- [Task statement]:
Copy whichever lines contain the string "JSON".

- [Dataset records]:
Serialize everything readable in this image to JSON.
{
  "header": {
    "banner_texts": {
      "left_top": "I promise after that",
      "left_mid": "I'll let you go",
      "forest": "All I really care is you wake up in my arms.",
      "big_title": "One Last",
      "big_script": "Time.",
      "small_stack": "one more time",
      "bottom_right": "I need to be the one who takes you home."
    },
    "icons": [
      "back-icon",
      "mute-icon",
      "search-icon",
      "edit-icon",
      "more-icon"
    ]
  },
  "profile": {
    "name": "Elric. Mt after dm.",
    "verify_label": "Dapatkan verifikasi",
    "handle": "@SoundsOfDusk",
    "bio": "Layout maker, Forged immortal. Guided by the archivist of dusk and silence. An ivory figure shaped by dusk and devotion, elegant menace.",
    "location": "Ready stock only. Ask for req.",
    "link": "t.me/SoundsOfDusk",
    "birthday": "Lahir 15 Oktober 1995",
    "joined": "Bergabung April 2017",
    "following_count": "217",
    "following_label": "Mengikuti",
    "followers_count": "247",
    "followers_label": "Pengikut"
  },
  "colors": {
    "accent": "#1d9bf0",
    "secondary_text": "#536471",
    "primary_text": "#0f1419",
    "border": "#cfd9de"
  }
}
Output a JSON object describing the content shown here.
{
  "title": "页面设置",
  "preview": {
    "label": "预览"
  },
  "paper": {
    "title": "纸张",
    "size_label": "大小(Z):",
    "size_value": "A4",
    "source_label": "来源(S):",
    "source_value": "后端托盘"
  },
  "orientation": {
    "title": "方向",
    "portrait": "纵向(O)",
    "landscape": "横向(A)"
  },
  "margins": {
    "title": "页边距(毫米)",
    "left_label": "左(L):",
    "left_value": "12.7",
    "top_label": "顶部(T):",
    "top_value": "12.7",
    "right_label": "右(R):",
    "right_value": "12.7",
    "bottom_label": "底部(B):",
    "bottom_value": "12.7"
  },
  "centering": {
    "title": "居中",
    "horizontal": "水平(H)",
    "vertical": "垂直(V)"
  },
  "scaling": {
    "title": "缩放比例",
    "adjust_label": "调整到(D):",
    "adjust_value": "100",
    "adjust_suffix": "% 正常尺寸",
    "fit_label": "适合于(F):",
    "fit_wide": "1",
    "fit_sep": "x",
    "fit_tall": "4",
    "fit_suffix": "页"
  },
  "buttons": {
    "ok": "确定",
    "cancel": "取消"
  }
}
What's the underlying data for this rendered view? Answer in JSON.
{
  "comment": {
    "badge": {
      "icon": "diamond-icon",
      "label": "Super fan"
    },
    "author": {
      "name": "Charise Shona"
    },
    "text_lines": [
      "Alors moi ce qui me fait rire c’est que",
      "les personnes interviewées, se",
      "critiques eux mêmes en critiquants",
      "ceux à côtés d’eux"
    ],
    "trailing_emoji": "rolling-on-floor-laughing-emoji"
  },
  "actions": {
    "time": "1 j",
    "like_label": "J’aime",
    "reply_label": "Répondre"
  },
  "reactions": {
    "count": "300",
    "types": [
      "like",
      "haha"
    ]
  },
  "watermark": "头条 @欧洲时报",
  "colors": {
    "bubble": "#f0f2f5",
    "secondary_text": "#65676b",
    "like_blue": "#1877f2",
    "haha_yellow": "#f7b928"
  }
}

- [Reply]:
Serialize everything readable in this image to JSON.
Output a JSON object describing the content shown here.
What's the underlying data for this rendered view? Answer in JSON.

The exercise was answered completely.